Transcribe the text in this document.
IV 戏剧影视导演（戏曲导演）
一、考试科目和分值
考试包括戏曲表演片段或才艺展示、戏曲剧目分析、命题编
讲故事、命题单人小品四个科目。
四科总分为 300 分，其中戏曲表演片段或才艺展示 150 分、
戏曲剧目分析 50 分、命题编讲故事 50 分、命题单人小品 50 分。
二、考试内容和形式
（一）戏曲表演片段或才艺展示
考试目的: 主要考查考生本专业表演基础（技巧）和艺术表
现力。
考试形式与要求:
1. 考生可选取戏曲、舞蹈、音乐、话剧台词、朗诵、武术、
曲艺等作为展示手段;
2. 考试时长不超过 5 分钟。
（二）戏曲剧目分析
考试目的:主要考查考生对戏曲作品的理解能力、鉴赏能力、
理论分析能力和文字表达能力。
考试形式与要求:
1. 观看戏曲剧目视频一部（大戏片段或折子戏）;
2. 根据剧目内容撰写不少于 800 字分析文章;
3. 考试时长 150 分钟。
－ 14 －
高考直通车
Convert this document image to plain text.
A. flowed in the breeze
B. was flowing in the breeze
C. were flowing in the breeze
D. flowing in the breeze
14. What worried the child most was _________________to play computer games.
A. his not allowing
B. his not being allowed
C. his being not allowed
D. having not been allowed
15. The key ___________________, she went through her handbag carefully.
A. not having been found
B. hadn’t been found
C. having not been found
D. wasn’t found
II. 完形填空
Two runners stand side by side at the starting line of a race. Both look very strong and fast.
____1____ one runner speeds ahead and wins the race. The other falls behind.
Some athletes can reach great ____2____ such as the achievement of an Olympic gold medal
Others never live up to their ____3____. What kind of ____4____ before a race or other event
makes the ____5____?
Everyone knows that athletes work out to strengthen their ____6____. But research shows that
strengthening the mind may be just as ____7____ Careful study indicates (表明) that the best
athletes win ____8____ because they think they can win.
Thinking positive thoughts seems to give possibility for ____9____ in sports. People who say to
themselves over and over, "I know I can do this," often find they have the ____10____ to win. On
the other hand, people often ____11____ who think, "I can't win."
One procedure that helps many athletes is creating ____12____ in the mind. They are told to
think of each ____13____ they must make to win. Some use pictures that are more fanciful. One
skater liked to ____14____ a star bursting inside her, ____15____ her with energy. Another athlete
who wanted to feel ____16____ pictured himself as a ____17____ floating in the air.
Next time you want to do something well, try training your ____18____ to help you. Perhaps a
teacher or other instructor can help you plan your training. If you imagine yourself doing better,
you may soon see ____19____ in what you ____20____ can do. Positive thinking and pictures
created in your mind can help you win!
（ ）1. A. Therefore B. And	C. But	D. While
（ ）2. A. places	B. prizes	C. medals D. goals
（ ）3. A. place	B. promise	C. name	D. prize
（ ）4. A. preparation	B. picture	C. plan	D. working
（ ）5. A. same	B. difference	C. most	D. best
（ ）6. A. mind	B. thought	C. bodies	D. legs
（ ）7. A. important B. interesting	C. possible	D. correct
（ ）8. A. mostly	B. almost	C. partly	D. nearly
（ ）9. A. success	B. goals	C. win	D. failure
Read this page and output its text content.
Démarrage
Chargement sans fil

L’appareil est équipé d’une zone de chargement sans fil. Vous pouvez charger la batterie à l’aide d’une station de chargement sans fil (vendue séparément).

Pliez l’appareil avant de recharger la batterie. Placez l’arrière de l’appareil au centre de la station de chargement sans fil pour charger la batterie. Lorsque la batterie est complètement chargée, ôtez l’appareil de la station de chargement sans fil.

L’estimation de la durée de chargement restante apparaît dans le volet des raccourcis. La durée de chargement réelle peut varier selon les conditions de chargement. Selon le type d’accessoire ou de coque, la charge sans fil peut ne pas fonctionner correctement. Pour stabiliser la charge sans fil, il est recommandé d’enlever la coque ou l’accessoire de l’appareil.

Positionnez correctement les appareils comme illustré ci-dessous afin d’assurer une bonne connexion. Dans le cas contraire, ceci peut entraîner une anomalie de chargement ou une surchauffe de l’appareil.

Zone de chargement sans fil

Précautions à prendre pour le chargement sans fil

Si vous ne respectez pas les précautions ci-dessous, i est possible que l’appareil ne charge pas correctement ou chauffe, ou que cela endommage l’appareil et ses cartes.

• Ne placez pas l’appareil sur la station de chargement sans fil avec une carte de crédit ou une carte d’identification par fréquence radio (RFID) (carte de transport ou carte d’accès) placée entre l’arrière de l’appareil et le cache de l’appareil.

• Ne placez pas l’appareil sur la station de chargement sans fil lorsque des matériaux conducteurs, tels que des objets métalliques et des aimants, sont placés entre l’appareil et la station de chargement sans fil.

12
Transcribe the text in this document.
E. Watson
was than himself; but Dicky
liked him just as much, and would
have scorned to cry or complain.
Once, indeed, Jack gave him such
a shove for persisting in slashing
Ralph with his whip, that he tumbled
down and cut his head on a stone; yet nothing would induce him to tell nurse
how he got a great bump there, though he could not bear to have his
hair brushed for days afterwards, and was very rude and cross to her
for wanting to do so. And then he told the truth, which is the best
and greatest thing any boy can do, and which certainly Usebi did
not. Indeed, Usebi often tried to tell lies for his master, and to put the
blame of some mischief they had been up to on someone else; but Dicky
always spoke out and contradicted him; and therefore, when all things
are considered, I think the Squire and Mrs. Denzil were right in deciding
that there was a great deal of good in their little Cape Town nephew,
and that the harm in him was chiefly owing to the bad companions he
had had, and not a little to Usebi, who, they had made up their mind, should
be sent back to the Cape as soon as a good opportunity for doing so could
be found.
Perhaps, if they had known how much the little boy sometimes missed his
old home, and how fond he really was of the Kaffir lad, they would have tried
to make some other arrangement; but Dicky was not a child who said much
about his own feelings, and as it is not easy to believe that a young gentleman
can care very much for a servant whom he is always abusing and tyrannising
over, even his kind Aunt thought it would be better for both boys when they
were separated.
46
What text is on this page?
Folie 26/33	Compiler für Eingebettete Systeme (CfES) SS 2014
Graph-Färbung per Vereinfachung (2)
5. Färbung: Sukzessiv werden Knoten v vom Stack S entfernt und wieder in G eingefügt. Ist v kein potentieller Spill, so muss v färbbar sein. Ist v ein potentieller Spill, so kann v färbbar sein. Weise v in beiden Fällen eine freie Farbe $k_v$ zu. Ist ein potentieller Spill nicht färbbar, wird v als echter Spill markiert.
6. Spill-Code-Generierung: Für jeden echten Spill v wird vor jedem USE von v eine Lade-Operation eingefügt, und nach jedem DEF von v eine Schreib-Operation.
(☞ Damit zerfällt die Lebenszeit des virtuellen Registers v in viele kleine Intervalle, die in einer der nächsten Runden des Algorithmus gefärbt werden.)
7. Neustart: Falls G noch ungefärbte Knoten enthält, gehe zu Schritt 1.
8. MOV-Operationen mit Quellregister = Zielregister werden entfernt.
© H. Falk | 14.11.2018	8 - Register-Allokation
------------------------------
Lines of the listing that contain the word "over" are to be counted; report only their number.

2